─── Source material ───

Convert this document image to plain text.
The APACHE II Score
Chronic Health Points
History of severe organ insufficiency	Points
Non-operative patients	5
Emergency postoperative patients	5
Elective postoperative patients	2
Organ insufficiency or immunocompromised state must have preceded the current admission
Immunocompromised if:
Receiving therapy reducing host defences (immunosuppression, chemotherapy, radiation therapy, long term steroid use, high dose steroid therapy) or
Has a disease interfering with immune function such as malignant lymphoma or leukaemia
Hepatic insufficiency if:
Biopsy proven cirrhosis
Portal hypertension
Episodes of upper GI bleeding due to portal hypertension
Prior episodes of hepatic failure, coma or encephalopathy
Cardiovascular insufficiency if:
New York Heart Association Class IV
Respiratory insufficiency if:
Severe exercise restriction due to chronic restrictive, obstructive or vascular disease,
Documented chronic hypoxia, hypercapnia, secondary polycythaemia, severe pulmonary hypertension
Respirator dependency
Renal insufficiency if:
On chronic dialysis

───

**Task instructions:**
Check each line of the material for "postoperative". Copy the ones that have it.

**Result of the task:**
Emergency postoperative patients	5
Elective postoperative patients	2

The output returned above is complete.